* Directions for this task *
Copy every record below, exactly as written.

* Given records *

⟨

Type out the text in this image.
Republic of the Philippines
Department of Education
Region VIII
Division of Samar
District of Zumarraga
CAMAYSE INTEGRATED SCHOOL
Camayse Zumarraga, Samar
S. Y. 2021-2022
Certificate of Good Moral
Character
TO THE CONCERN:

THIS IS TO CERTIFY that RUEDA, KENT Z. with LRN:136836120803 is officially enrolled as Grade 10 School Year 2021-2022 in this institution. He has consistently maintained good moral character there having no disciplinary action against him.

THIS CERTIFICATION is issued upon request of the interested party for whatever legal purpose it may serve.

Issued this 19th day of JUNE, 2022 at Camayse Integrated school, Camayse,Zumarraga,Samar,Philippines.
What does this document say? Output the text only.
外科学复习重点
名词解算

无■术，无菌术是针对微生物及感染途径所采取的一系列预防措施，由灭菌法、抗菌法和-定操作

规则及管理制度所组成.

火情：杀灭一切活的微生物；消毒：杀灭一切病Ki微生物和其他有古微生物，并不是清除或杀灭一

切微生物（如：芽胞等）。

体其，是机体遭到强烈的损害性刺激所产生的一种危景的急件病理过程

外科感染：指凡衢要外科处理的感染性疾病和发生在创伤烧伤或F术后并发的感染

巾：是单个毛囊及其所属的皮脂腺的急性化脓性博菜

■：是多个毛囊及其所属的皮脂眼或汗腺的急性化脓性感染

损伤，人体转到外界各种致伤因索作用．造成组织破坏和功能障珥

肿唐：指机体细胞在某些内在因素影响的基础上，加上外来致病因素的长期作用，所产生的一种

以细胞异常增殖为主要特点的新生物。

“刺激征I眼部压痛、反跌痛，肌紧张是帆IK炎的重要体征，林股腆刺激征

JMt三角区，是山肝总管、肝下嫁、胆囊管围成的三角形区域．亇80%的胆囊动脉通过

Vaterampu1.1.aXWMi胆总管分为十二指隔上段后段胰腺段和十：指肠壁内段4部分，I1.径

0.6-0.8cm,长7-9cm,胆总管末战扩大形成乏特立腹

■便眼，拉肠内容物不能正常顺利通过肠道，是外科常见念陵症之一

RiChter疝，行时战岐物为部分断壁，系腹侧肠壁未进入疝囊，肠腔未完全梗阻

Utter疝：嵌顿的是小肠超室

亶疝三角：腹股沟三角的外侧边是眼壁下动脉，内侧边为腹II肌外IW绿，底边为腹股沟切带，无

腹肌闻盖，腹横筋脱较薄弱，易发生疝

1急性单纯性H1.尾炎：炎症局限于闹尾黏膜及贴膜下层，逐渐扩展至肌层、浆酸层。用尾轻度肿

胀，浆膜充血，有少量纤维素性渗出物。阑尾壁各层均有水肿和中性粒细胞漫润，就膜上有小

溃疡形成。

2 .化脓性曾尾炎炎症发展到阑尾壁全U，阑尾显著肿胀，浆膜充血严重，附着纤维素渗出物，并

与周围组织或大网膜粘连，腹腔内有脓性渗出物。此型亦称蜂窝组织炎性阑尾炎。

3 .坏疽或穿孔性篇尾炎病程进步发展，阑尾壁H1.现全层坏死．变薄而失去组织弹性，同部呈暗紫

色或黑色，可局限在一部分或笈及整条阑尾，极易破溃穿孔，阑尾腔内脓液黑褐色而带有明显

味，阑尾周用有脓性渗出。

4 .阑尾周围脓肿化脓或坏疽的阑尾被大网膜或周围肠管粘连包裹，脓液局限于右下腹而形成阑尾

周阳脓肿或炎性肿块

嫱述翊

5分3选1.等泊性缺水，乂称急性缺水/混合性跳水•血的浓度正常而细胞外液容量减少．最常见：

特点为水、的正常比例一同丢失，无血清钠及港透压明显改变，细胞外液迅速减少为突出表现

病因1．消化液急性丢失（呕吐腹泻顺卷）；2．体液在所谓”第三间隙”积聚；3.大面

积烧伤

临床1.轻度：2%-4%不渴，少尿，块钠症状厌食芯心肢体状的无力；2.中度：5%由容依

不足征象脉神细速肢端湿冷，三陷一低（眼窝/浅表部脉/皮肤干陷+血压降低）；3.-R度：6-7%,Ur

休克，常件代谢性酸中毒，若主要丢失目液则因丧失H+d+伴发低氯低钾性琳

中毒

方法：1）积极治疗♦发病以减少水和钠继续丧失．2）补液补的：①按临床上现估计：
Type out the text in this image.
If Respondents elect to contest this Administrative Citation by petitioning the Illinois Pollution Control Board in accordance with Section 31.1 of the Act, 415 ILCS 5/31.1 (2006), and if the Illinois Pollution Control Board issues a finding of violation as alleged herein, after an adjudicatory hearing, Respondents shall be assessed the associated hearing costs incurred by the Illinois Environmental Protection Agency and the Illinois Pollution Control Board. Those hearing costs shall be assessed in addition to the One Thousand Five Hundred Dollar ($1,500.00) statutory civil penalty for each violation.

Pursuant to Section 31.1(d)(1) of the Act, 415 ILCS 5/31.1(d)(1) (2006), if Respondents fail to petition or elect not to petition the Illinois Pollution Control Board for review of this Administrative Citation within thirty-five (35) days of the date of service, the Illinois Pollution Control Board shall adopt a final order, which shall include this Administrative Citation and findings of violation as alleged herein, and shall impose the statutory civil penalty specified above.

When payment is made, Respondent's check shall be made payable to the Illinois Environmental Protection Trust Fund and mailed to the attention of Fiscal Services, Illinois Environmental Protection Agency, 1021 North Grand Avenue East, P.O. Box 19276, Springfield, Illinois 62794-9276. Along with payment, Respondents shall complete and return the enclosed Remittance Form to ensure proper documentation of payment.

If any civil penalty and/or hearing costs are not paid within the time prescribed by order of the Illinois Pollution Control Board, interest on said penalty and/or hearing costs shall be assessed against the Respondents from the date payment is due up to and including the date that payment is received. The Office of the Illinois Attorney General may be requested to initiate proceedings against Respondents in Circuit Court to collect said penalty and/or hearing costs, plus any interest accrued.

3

⟩

* Reply to the exercise *
Type out the text in this image.
Republic of the Philippines
Department of Education
Region VIII
Division of Samar
District of Zumarraga
CAMAYSE INTEGRATED SCHOOL
Camayse Zumarraga, Samar
S. Y. 2021-2022
Certificate of Good Moral
Character
TO THE CONCERN:

THIS IS TO CERTIFY that RUEDA, KENT Z. with LRN:136836120803 is officially enrolled as Grade 10 School Year 2021-2022 in this institution. He has consistently maintained good moral character there having no disciplinary action against him.

THIS CERTIFICATION is issued upon request of the interested party for whatever legal purpose it may serve.

Issued this 19th day of JUNE, 2022 at Camayse Integrated school, Camayse,Zumarraga,Samar,Philippines.
What does this document say? Output the text only.
外科学复习重点
名词解算

无■术，无菌术是针对微生物及感染途径所采取的一系列预防措施，由灭菌法、抗菌法和-定操作

规则及管理制度所组成.

火情：杀灭一切活的微生物；消毒：杀灭一切病Ki微生物和其他有古微生物，并不是清除或杀灭一

切微生物（如：芽胞等）。

体其，是机体遭到强烈的损害性刺激所产生的一种危景的急件病理过程

外科感染：指凡衢要外科处理的感染性疾病和发生在创伤烧伤或F术后并发的感染

巾：是单个毛囊及其所属的皮脂腺的急性化脓性博菜

■：是多个毛囊及其所属的皮脂眼或汗腺的急性化脓性感染

损伤，人体转到外界各种致伤因索作用．造成组织破坏和功能障珥

肿唐：指机体细胞在某些内在因素影响的基础上，加上外来致病因素的长期作用，所产生的一种

以细胞异常增殖为主要特点的新生物。

“刺激征I眼部压痛、反跌痛，肌紧张是帆IK炎的重要体征，林股腆刺激征

JMt三角区，是山肝总管、肝下嫁、胆囊管围成的三角形区域．亇80%的胆囊动脉通过

Vaterampu1.1.aXWMi胆总管分为十二指隔上段后段胰腺段和十：指肠壁内段4部分，I1.径

0.6-0.8cm,长7-9cm,胆总管末战扩大形成乏特立腹

■便眼，拉肠内容物不能正常顺利通过肠道，是外科常见念陵症之一

RiChter疝，行时战岐物为部分断壁，系腹侧肠壁未进入疝囊，肠腔未完全梗阻

Utter疝：嵌顿的是小肠超室

亶疝三角：腹股沟三角的外侧边是眼壁下动脉，内侧边为腹II肌外IW绿，底边为腹股沟切带，无

腹肌闻盖，腹横筋脱较薄弱，易发生疝

1急性单纯性H1.尾炎：炎症局限于闹尾黏膜及贴膜下层，逐渐扩展至肌层、浆酸层。用尾轻度肿

胀，浆膜充血，有少量纤维素性渗出物。阑尾壁各层均有水肿和中性粒细胞漫润，就膜上有小

溃疡形成。

2 .化脓性曾尾炎炎症发展到阑尾壁全U，阑尾显著肿胀，浆膜充血严重，附着纤维素渗出物，并

与周围组织或大网膜粘连，腹腔内有脓性渗出物。此型亦称蜂窝组织炎性阑尾炎。

3 .坏疽或穿孔性篇尾炎病程进步发展，阑尾壁H1.现全层坏死．变薄而失去组织弹性，同部呈暗紫

色或黑色，可局限在一部分或笈及整条阑尾，极易破溃穿孔，阑尾腔内脓液黑褐色而带有明显

味，阑尾周用有脓性渗出。

4 .阑尾周围脓肿化脓或坏疽的阑尾被大网膜或周围肠管粘连包裹，脓液局限于右下腹而形成阑尾

周阳脓肿或炎性肿块

嫱述翊

5分3选1.等泊性缺水，乂称急性缺水/混合性跳水•血的浓度正常而细胞外液容量减少．最常见：

特点为水、的正常比例一同丢失，无血清钠及港透压明显改变，细胞外液迅速减少为突出表现

病因1．消化液急性丢失（呕吐腹泻顺卷）；2．体液在所谓”第三间隙”积聚；3.大面

积烧伤

临床1.轻度：2%-4%不渴，少尿，块钠症状厌食芯心肢体状的无力；2.中度：5%由容依

不足征象脉神细速肢端湿冷，三陷一低（眼窝/浅表部脉/皮肤干陷+血压降低）；3.-R度：6-7%,Ur

休克，常件代谢性酸中毒，若主要丢失目液则因丧失H+d+伴发低氯低钾性琳

中毒

方法：1）积极治疗♦发病以减少水和钠继续丧失．2）补液补的：①按临床上现估计：
Type out the text in this image.
If Respondents elect to contest this Administrative Citation by petitioning the Illinois Pollution Control Board in accordance with Section 31.1 of the Act, 415 ILCS 5/31.1 (2006), and if the Illinois Pollution Control Board issues a finding of violation as alleged herein, after an adjudicatory hearing, Respondents shall be assessed the associated hearing costs incurred by the Illinois Environmental Protection Agency and the Illinois Pollution Control Board. Those hearing costs shall be assessed in addition to the One Thousand Five Hundred Dollar ($1,500.00) statutory civil penalty for each violation.

Pursuant to Section 31.1(d)(1) of the Act, 415 ILCS 5/31.1(d)(1) (2006), if Respondents fail to petition or elect not to petition the Illinois Pollution Control Board for review of this Administrative Citation within thirty-five (35) days of the date of service, the Illinois Pollution Control Board shall adopt a final order, which shall include this Administrative Citation and findings of violation as alleged herein, and shall impose the statutory civil penalty specified above.

When payment is made, Respondent's check shall be made payable to the Illinois Environmental Protection Trust Fund and mailed to the attention of Fiscal Services, Illinois Environmental Protection Agency, 1021 North Grand Avenue East, P.O. Box 19276, Springfield, Illinois 62794-9276. Along with payment, Respondents shall complete and return the enclosed Remittance Form to ensure proper documentation of payment.

If any civil penalty and/or hearing costs are not paid within the time prescribed by order of the Illinois Pollution Control Board, interest on said penalty and/or hearing costs shall be assessed against the Respondents from the date payment is due up to and including the date that payment is received. The Office of the Illinois Attorney General may be requested to initiate proceedings against Respondents in Circuit Court to collect said penalty and/or hearing costs, plus any interest accrued.

3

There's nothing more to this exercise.